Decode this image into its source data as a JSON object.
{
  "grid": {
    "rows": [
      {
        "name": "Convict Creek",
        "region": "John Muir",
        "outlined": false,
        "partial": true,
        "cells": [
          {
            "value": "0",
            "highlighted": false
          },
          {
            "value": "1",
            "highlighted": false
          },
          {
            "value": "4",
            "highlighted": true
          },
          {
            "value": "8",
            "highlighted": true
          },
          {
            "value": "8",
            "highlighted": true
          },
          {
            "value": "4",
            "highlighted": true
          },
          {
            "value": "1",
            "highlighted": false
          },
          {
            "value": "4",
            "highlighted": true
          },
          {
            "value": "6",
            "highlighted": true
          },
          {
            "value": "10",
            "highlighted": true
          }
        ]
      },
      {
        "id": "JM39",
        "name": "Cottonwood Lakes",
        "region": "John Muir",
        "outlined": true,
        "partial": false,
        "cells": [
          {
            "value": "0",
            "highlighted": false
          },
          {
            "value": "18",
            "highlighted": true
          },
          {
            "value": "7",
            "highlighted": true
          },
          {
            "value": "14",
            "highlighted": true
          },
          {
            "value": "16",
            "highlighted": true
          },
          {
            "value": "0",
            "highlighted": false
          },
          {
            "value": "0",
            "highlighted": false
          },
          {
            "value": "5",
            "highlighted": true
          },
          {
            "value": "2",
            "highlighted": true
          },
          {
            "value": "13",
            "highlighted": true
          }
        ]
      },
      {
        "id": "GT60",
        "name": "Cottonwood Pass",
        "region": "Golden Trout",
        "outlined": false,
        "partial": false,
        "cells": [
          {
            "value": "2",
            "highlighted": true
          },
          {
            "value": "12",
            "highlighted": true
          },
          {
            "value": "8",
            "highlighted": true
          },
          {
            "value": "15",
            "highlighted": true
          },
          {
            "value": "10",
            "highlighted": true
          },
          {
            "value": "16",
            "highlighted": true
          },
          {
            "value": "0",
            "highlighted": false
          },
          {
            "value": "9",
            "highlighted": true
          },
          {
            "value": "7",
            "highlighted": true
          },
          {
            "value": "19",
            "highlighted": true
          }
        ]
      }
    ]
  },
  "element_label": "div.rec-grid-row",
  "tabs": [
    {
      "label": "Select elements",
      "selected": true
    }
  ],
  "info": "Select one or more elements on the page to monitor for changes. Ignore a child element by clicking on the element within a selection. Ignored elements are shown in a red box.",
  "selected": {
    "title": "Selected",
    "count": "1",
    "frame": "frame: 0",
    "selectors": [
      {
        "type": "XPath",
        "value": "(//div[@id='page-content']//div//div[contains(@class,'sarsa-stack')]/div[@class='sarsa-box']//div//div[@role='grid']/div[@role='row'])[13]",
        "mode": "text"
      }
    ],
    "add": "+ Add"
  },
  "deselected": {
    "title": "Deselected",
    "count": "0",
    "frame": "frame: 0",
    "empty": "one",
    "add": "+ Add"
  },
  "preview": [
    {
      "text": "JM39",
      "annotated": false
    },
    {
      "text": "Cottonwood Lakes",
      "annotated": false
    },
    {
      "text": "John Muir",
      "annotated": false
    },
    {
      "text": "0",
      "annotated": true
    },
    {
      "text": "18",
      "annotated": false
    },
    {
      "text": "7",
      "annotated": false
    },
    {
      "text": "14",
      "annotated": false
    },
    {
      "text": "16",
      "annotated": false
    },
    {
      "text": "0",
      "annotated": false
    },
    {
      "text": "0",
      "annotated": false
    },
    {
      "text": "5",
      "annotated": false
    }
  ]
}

_ _ _ _ _

▶ **WHAT IS REQUIRED**: All entries must be repeated verbatim.

▶ **RESULT BELOW**:
Decode this image into its source data as a JSON object.
{
  "grid": {
    "rows": [
      {
        "name": "Convict Creek",
        "region": "John Muir",
        "outlined": false,
        "partial": true,
        "cells": [
          {
            "value": "0",
            "highlighted": false
          },
          {
            "value": "1",
            "highlighted": false
          },
          {
            "value": "4",
            "highlighted": true
          },
          {
            "value": "8",
            "highlighted": true
          },
          {
            "value": "8",
            "highlighted": true
          },
          {
            "value": "4",
            "highlighted": true
          },
          {
            "value": "1",
            "highlighted": false
          },
          {
            "value": "4",
            "highlighted": true
          },
          {
            "value": "6",
            "highlighted": true
          },
          {
            "value": "10",
            "highlighted": true
          }
        ]
      },
      {
        "id": "JM39",
        "name": "Cottonwood Lakes",
        "region": "John Muir",
        "outlined": true,
        "partial": false,
        "cells": [
          {
            "value": "0",
            "highlighted": false
          },
          {
            "value": "18",
            "highlighted": true
          },
          {
            "value": "7",
            "highlighted": true
          },
          {
            "value": "14",
            "highlighted": true
          },
          {
            "value": "16",
            "highlighted": true
          },
          {
            "value": "0",
            "highlighted": false
          },
          {
            "value": "0",
            "highlighted": false
          },
          {
            "value": "5",
            "highlighted": true
          },
          {
            "value": "2",
            "highlighted": true
          },
          {
            "value": "13",
            "highlighted": true
          }
        ]
      },
      {
        "id": "GT60",
        "name": "Cottonwood Pass",
        "region": "Golden Trout",
        "outlined": false,
        "partial": false,
        "cells": [
          {
            "value": "2",
            "highlighted": true
          },
          {
            "value": "12",
            "highlighted": true
          },
          {
            "value": "8",
            "highlighted": true
          },
          {
            "value": "15",
            "highlighted": true
          },
          {
            "value": "10",
            "highlighted": true
          },
          {
            "value": "16",
            "highlighted": true
          },
          {
            "value": "0",
            "highlighted": false
          },
          {
            "value": "9",
            "highlighted": true
          },
          {
            "value": "7",
            "highlighted": true
          },
          {
            "value": "19",
            "highlighted": true
          }
        ]
      }
    ]
  },
  "element_label": "div.rec-grid-row",
  "tabs": [
    {
      "label": "Select elements",
      "selected": true
    }
  ],
  "info": "Select one or more elements on the page to monitor for changes. Ignore a child element by clicking on the element within a selection. Ignored elements are shown in a red box.",
  "selected": {
    "title": "Selected",
    "count": "1",
    "frame": "frame: 0",
    "selectors": [
      {
        "type": "XPath",
        "value": "(//div[@id='page-content']//div//div[contains(@class,'sarsa-stack')]/div[@class='sarsa-box']//div//div[@role='grid']/div[@role='row'])[13]",
        "mode": "text"
      }
    ],
    "add": "+ Add"
  },
  "deselected": {
    "title": "Deselected",
    "count": "0",
    "frame": "frame: 0",
    "empty": "one",
    "add": "+ Add"
  },
  "preview": [
    {
      "text": "JM39",
      "annotated": false
    },
    {
      "text": "Cottonwood Lakes",
      "annotated": false
    },
    {
      "text": "John Muir",
      "annotated": false
    },
    {
      "text": "0",
      "annotated": true
    },
    {
      "text": "18",
      "annotated": false
    },
    {
      "text": "7",
      "annotated": false
    },
    {
      "text": "14",
      "annotated": false
    },
    {
      "text": "16",
      "annotated": false
    },
    {
      "text": "0",
      "annotated": false
    },
    {
      "text": "0",
      "annotated": false
    },
    {
      "text": "5",
      "annotated": false
    }
  ]
}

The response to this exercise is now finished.